### Layout region records
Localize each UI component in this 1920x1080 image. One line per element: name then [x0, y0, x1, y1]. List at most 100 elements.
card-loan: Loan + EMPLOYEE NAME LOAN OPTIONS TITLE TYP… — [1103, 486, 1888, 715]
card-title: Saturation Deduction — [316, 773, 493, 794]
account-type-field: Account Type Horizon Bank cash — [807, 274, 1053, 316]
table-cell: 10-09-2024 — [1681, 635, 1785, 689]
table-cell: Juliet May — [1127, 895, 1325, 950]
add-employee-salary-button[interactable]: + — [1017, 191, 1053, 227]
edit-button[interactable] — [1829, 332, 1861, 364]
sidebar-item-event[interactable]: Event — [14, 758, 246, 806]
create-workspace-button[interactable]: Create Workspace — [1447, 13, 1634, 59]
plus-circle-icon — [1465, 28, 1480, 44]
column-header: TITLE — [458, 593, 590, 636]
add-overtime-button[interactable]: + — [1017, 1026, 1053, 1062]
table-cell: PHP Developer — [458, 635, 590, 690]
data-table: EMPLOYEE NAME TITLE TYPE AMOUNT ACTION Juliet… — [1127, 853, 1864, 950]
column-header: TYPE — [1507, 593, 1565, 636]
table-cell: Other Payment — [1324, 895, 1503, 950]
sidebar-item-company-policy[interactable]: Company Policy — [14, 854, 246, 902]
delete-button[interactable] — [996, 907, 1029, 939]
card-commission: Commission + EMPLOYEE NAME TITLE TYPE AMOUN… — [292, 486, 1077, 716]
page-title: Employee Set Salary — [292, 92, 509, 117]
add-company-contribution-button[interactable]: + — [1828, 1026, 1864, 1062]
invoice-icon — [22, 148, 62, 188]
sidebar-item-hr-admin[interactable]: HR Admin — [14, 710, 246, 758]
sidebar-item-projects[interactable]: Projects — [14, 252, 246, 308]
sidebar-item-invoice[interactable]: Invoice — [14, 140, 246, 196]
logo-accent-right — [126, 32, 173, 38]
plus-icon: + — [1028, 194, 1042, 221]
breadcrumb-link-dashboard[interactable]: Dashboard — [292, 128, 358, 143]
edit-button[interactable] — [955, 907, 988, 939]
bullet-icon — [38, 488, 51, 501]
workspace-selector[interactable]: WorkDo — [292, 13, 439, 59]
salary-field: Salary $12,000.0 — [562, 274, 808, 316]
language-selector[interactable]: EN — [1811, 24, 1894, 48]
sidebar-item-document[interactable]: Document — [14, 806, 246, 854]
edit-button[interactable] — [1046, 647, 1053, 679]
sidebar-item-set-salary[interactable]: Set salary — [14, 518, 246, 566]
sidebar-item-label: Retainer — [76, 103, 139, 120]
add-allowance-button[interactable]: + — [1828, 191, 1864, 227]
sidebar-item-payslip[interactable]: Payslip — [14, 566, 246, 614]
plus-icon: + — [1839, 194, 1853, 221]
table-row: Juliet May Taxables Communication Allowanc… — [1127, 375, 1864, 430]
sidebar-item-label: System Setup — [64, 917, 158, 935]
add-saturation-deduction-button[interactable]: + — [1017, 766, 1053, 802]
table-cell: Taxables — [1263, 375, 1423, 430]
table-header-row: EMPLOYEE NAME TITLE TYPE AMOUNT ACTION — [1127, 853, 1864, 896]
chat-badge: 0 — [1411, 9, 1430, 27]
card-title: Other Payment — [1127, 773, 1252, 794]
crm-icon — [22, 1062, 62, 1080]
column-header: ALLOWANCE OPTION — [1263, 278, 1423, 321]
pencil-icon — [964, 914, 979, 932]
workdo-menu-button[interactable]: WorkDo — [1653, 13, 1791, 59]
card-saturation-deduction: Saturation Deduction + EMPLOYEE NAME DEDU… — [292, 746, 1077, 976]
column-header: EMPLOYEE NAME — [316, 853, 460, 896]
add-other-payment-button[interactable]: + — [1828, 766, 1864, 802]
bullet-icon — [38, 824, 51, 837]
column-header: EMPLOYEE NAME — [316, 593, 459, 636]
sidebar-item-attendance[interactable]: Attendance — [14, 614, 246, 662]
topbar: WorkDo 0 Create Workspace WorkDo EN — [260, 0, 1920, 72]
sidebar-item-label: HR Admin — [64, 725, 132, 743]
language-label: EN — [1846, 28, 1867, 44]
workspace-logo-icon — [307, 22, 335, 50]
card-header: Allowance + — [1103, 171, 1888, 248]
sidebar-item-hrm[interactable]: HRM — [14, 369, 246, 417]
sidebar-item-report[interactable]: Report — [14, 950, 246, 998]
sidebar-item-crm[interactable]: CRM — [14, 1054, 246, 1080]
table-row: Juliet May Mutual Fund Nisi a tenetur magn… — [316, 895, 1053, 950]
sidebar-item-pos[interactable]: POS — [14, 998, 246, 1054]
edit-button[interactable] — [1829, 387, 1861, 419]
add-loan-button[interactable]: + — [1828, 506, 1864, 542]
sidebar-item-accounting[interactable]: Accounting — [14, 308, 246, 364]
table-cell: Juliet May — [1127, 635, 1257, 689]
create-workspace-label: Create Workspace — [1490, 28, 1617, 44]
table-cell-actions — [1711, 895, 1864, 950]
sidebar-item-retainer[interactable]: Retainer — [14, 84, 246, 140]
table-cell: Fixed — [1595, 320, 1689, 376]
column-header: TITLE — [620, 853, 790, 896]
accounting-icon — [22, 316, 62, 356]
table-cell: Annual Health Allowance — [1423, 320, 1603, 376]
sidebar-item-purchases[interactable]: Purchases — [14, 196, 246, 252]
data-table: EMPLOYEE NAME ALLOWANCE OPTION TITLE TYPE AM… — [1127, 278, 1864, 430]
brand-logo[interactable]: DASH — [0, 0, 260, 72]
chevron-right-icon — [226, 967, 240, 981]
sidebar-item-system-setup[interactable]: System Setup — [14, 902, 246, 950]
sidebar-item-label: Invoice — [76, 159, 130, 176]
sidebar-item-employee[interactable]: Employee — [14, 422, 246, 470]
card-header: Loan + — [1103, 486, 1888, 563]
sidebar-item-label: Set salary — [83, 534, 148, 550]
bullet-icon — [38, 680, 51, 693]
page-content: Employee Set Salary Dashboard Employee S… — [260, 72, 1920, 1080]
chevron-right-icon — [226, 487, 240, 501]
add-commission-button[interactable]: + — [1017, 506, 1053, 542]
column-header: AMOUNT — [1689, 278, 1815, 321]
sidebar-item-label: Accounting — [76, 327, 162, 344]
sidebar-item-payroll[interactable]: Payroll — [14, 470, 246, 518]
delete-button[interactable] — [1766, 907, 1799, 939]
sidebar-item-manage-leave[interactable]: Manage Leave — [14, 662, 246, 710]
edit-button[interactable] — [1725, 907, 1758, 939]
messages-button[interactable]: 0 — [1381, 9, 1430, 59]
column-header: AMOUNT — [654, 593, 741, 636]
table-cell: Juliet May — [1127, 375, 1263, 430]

### DIRECTIONS
Repeat the listing above line for line, with every character unchanged.

### TASK RESPONSE
Localize each UI component in this 1920x1080 image. One line per element: name then [x0, y0, x1, y1]. List at most 100 elements.
card-loan: Loan + EMPLOYEE NAME LOAN OPTIONS TITLE TYP… — [1103, 486, 1888, 715]
card-title: Saturation Deduction — [316, 773, 493, 794]
account-type-field: Account Type Horizon Bank cash — [807, 274, 1053, 316]
table-cell: 10-09-2024 — [1681, 635, 1785, 689]
table-cell: Juliet May — [1127, 895, 1325, 950]
add-employee-salary-button[interactable]: + — [1017, 191, 1053, 227]
edit-button[interactable] — [1829, 332, 1861, 364]
sidebar-item-event[interactable]: Event — [14, 758, 246, 806]
create-workspace-button[interactable]: Create Workspace — [1447, 13, 1634, 59]
plus-circle-icon — [1465, 28, 1480, 44]
column-header: TITLE — [458, 593, 590, 636]
add-overtime-button[interactable]: + — [1017, 1026, 1053, 1062]
table-cell: PHP Developer — [458, 635, 590, 690]
data-table: EMPLOYEE NAME TITLE TYPE AMOUNT ACTION Juliet… — [1127, 853, 1864, 950]
column-header: TYPE — [1507, 593, 1565, 636]
table-cell: Other Payment — [1324, 895, 1503, 950]
sidebar-item-company-policy[interactable]: Company Policy — [14, 854, 246, 902]
delete-button[interactable] — [996, 907, 1029, 939]
card-commission: Commission + EMPLOYEE NAME TITLE TYPE AMOUN… — [292, 486, 1077, 716]
page-title: Employee Set Salary — [292, 92, 509, 117]
add-company-contribution-button[interactable]: + — [1828, 1026, 1864, 1062]
invoice-icon — [22, 148, 62, 188]
sidebar-item-hr-admin[interactable]: HR Admin — [14, 710, 246, 758]
sidebar-item-projects[interactable]: Projects — [14, 252, 246, 308]
sidebar-item-invoice[interactable]: Invoice — [14, 140, 246, 196]
logo-accent-right — [126, 32, 173, 38]
plus-icon: + — [1028, 194, 1042, 221]
breadcrumb-link-dashboard[interactable]: Dashboard — [292, 128, 358, 143]
edit-button[interactable] — [955, 907, 988, 939]
bullet-icon — [38, 488, 51, 501]
workspace-selector[interactable]: WorkDo — [292, 13, 439, 59]
salary-field: Salary $12,000.0 — [562, 274, 808, 316]
language-selector[interactable]: EN — [1811, 24, 1894, 48]
sidebar-item-document[interactable]: Document — [14, 806, 246, 854]
edit-button[interactable] — [1046, 647, 1053, 679]
sidebar-item-set-salary[interactable]: Set salary — [14, 518, 246, 566]
sidebar-item-label: Retainer — [76, 103, 139, 120]
add-allowance-button[interactable]: + — [1828, 191, 1864, 227]
sidebar-item-payslip[interactable]: Payslip — [14, 566, 246, 614]
plus-icon: + — [1839, 194, 1853, 221]
table-row: Juliet May Taxables Communication Allowanc… — [1127, 375, 1864, 430]
sidebar-item-label: System Setup — [64, 917, 158, 935]
add-saturation-deduction-button[interactable]: + — [1017, 766, 1053, 802]
table-cell: Taxables — [1263, 375, 1423, 430]
table-header-row: EMPLOYEE NAME TITLE TYPE AMOUNT ACTION — [1127, 853, 1864, 896]
chat-badge: 0 — [1411, 9, 1430, 27]
card-title: Other Payment — [1127, 773, 1252, 794]
crm-icon — [22, 1062, 62, 1080]
column-header: ALLOWANCE OPTION — [1263, 278, 1423, 321]
pencil-icon — [964, 914, 979, 932]
workdo-menu-button[interactable]: WorkDo — [1653, 13, 1791, 59]
card-saturation-deduction: Saturation Deduction + EMPLOYEE NAME DEDU… — [292, 746, 1077, 976]
column-header: EMPLOYEE NAME — [316, 853, 460, 896]
add-other-payment-button[interactable]: + — [1828, 766, 1864, 802]
bullet-icon — [38, 824, 51, 837]
column-header: EMPLOYEE NAME — [316, 593, 459, 636]
sidebar-item-attendance[interactable]: Attendance — [14, 614, 246, 662]
topbar: WorkDo 0 Create Workspace WorkDo EN — [260, 0, 1920, 72]
sidebar-item-label: HR Admin — [64, 725, 132, 743]
language-label: EN — [1846, 28, 1867, 44]
workspace-logo-icon — [307, 22, 335, 50]
card-header: Allowance + — [1103, 171, 1888, 248]
sidebar-item-hrm[interactable]: HRM — [14, 369, 246, 417]
sidebar-item-report[interactable]: Report — [14, 950, 246, 998]
sidebar-item-crm[interactable]: CRM — [14, 1054, 246, 1080]
table-row: Juliet May Mutual Fund Nisi a tenetur magn… — [316, 895, 1053, 950]
sidebar-item-pos[interactable]: POS — [14, 998, 246, 1054]
edit-button[interactable] — [1829, 387, 1861, 419]
add-loan-button[interactable]: + — [1828, 506, 1864, 542]
sidebar-item-accounting[interactable]: Accounting — [14, 308, 246, 364]
table-cell: Juliet May — [1127, 635, 1257, 689]
create-workspace-label: Create Workspace — [1490, 28, 1617, 44]
table-cell-actions — [1711, 895, 1864, 950]
sidebar-item-retainer[interactable]: Retainer — [14, 84, 246, 140]
table-cell: Fixed — [1595, 320, 1689, 376]
column-header: TITLE — [620, 853, 790, 896]
accounting-icon — [22, 316, 62, 356]
table-cell: Annual Health Allowance — [1423, 320, 1603, 376]
sidebar-item-purchases[interactable]: Purchases — [14, 196, 246, 252]
data-table: EMPLOYEE NAME ALLOWANCE OPTION TITLE TYPE AM… — [1127, 278, 1864, 430]
brand-logo[interactable]: DASH — [0, 0, 260, 72]
chevron-right-icon — [226, 967, 240, 981]
sidebar-item-system-setup[interactable]: System Setup — [14, 902, 246, 950]
sidebar-item-label: Invoice — [76, 159, 130, 176]
sidebar-item-employee[interactable]: Employee — [14, 422, 246, 470]
card-header: Loan + — [1103, 486, 1888, 563]
sidebar-item-label: Set salary — [83, 534, 148, 550]
bullet-icon — [38, 680, 51, 693]
page-content: Employee Set Salary Dashboard Employee S… — [260, 72, 1920, 1080]
chevron-right-icon — [226, 487, 240, 501]
add-commission-button[interactable]: + — [1017, 506, 1053, 542]
column-header: AMOUNT — [1689, 278, 1815, 321]
sidebar-item-label: Accounting — [76, 327, 162, 344]
sidebar-item-payroll[interactable]: Payroll — [14, 470, 246, 518]
delete-button[interactable] — [1766, 907, 1799, 939]
sidebar-item-manage-leave[interactable]: Manage Leave — [14, 662, 246, 710]
edit-button[interactable] — [1725, 907, 1758, 939]
messages-button[interactable]: 0 — [1381, 9, 1430, 59]
column-header: AMOUNT — [654, 593, 741, 636]
table-cell: Juliet May — [1127, 375, 1263, 430]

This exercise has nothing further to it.